* **WHAT YOU SHOULD DO**
Sort through the entries below and pull out lines containing the word "الكتاب".

(Collected data)
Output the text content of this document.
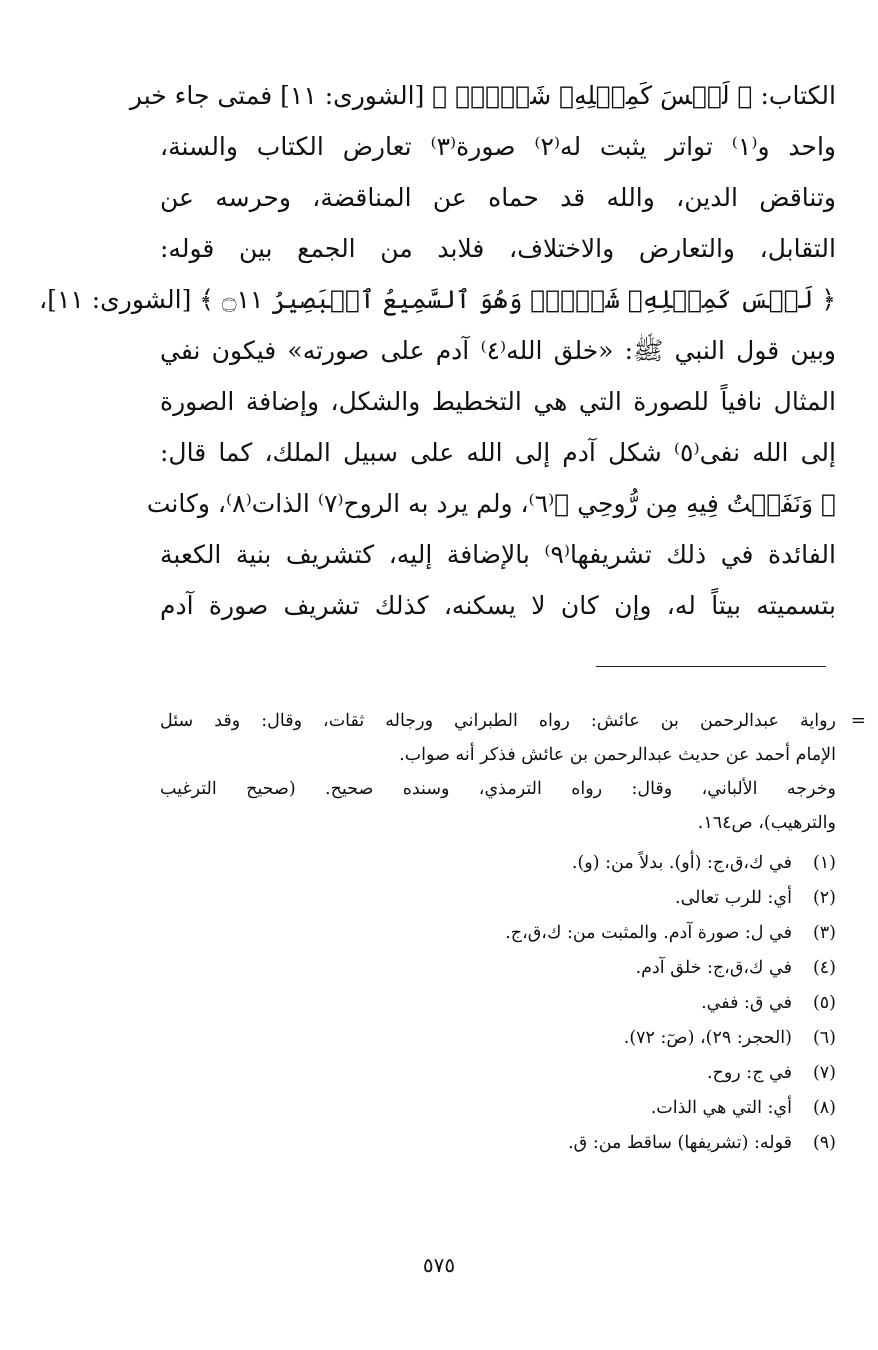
الكتاب: ﴿ لَيۡسَ كَمِثۡلِهِۦ شَيۡءٞۖ ﴾ [الشورى: ١١] فمتى جاء خبر
واحد و⁽١⁾ تواتر يثبت له⁽٢⁾ صورة⁽٣⁾ تعارض الكتاب والسنة،
وتناقض الدين، والله قد حماه عن المناقضة، وحرسه عن
التقابل، والتعارض والاختلاف، فلابد من الجمع بين قوله:
﴿ لَيۡسَ كَمِثۡلِهِۦ شَيۡءٞۖ وَهُوَ ٱلسَّمِيعُ ٱلۡبَصِيرُ ۝١١ ﴾ [الشورى: ١١]،
وبين قول النبي ﷺ: «خلق الله⁽٤⁾ آدم على صورته» فيكون نفي
المثال نافياً للصورة التي هي التخطيط والشكل، وإضافة الصورة
إلى الله نفى⁽٥⁾ شكل آدم إلى الله على سبيل الملك، كما قال:
﴿ وَنَفَخۡتُ فِيهِ مِن رُّوحِي ﴾⁽٦⁾، ولم يرد به الروح⁽٧⁾ الذات⁽٨⁾، وكانت
الفائدة في ذلك تشريفها⁽٩⁾ بالإضافة إليه، كتشريف بنية الكعبة
بتسميته بيتاً له، وإن كان لا يسكنه، كذلك تشريف صورة آدم
=
رواية عبدالرحمن بن عائش: رواه الطبراني ورجاله ثقات، وقال: وقد سئل
الإمام أحمد عن حديث عبدالرحمن بن عائش فذكر أنه صواب.
وخرجه الألباني، وقال: رواه الترمذي، وسنده صحيح. (صحيح الترغيب
والترهيب)، ص١٦٤.
(١)في ك،ق،ج: (أو). بدلاً من: (و).
(٢)أي: للرب تعالى.
(٣)في ل: صورة آدم. والمثبت من: ك،ق،ج.
(٤)في ك،ق،ج: خلق آدم.
(٥)في ق: ففي.
(٦)(الحجر: ٢٩)، (صٓ: ٧٢).
(٧)في ج: روح.
(٨)أي: التي هي الذات.
(٩)قوله: (تشريفها) ساقط من: ق.
٥٧٥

* **SOLUTION FOR THIS EXERCISE**
الكتاب: ﴿ لَيۡسَ كَمِثۡلِهِۦ شَيۡءٞۖ ﴾ [الشورى: ١١] فمتى جاء خبر
واحد و⁽١⁾ تواتر يثبت له⁽٢⁾ صورة⁽٣⁾ تعارض الكتاب والسنة،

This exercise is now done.